● Problem:
Output all of the entries exactly as written.

● Data for the task:
Start
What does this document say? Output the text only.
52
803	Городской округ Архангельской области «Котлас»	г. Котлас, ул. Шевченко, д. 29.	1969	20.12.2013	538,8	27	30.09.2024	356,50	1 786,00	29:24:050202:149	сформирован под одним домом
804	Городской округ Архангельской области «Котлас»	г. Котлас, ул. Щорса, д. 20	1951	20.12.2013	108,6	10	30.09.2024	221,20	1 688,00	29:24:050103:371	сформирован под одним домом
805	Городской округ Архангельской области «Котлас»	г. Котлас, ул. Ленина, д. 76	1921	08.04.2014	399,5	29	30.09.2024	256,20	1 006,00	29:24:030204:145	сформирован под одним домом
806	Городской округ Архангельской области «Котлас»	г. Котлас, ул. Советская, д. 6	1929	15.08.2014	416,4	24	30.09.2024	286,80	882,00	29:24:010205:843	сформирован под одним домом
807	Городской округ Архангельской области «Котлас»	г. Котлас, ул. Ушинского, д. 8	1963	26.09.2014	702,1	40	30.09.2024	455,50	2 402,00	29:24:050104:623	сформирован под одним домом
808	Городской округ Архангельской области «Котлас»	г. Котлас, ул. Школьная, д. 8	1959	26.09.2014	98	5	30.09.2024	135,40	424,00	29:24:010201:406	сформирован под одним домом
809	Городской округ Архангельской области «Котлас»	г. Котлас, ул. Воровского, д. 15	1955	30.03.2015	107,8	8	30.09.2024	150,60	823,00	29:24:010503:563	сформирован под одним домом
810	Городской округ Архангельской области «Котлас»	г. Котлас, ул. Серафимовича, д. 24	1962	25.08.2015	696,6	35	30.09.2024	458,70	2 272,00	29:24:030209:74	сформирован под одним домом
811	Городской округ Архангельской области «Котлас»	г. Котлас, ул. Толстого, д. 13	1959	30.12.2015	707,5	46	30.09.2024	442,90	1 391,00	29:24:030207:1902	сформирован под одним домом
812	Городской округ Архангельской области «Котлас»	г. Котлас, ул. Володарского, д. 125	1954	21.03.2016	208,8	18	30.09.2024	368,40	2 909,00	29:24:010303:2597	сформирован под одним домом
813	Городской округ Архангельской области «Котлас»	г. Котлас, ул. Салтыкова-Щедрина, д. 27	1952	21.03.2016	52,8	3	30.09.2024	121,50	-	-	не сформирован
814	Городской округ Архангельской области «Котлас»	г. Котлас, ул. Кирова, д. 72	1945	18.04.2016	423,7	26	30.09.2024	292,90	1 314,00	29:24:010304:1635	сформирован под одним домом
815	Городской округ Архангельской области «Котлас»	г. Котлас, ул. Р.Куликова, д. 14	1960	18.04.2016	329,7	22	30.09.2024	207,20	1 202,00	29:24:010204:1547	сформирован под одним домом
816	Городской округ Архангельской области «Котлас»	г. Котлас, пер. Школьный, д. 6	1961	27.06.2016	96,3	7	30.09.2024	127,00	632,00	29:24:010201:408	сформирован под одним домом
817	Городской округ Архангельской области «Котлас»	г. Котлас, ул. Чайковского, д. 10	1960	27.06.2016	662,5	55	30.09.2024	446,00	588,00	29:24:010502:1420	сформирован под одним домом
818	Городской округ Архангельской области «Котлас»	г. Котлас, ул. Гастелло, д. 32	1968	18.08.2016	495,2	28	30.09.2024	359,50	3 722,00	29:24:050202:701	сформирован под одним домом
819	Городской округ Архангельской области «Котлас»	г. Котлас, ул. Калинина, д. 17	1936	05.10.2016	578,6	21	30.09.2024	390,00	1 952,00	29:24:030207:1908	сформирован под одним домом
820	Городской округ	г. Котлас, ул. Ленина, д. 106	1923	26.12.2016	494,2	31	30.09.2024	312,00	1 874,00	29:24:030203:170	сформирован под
End
● Correct result:
What does this document say? Output the text only.
52
803	Городской округ Архангельской области «Котлас»	г. Котлас, ул. Шевченко, д. 29.	1969	20.12.2013	538,8	27	30.09.2024	356,50	1 786,00	29:24:050202:149	сформирован под одним домом
804	Городской округ Архангельской области «Котлас»	г. Котлас, ул. Щорса, д. 20	1951	20.12.2013	108,6	10	30.09.2024	221,20	1 688,00	29:24:050103:371	сформирован под одним домом
805	Городской округ Архангельской области «Котлас»	г. Котлас, ул. Ленина, д. 76	1921	08.04.2014	399,5	29	30.09.2024	256,20	1 006,00	29:24:030204:145	сформирован под одним домом
806	Городской округ Архангельской области «Котлас»	г. Котлас, ул. Советская, д. 6	1929	15.08.2014	416,4	24	30.09.2024	286,80	882,00	29:24:010205:843	сформирован под одним домом
807	Городской округ Архангельской области «Котлас»	г. Котлас, ул. Ушинского, д. 8	1963	26.09.2014	702,1	40	30.09.2024	455,50	2 402,00	29:24:050104:623	сформирован под одним домом
808	Городской округ Архангельской области «Котлас»	г. Котлас, ул. Школьная, д. 8	1959	26.09.2014	98	5	30.09.2024	135,40	424,00	29:24:010201:406	сформирован под одним домом
809	Городской округ Архангельской области «Котлас»	г. Котлас, ул. Воровского, д. 15	1955	30.03.2015	107,8	8	30.09.2024	150,60	823,00	29:24:010503:563	сформирован под одним домом
810	Городской округ Архангельской области «Котлас»	г. Котлас, ул. Серафимовича, д. 24	1962	25.08.2015	696,6	35	30.09.2024	458,70	2 272,00	29:24:030209:74	сформирован под одним домом
811	Городской округ Архангельской области «Котлас»	г. Котлас, ул. Толстого, д. 13	1959	30.12.2015	707,5	46	30.09.2024	442,90	1 391,00	29:24:030207:1902	сформирован под одним домом
812	Городской округ Архангельской области «Котлас»	г. Котлас, ул. Володарского, д. 125	1954	21.03.2016	208,8	18	30.09.2024	368,40	2 909,00	29:24:010303:2597	сформирован под одним домом
813	Городской округ Архангельской области «Котлас»	г. Котлас, ул. Салтыкова-Щедрина, д. 27	1952	21.03.2016	52,8	3	30.09.2024	121,50	-	-	не сформирован
814	Городской округ Архангельской области «Котлас»	г. Котлас, ул. Кирова, д. 72	1945	18.04.2016	423,7	26	30.09.2024	292,90	1 314,00	29:24:010304:1635	сформирован под одним домом
815	Городской округ Архангельской области «Котлас»	г. Котлас, ул. Р.Куликова, д. 14	1960	18.04.2016	329,7	22	30.09.2024	207,20	1 202,00	29:24:010204:1547	сформирован под одним домом
816	Городской округ Архангельской области «Котлас»	г. Котлас, пер. Школьный, д. 6	1961	27.06.2016	96,3	7	30.09.2024	127,00	632,00	29:24:010201:408	сформирован под одним домом
817	Городской округ Архангельской области «Котлас»	г. Котлас, ул. Чайковского, д. 10	1960	27.06.2016	662,5	55	30.09.2024	446,00	588,00	29:24:010502:1420	сформирован под одним домом
818	Городской округ Архангельской области «Котлас»	г. Котлас, ул. Гастелло, д. 32	1968	18.08.2016	495,2	28	30.09.2024	359,50	3 722,00	29:24:050202:701	сформирован под одним домом
819	Городской округ Архангельской области «Котлас»	г. Котлас, ул. Калинина, д. 17	1936	05.10.2016	578,6	21	30.09.2024	390,00	1 952,00	29:24:030207:1908	сформирован под одним домом
820	Городской округ	г. Котлас, ул. Ленина, д. 106	1923	26.12.2016	494,2	31	30.09.2024	312,00	1 874,00	29:24:030203:170	сформирован под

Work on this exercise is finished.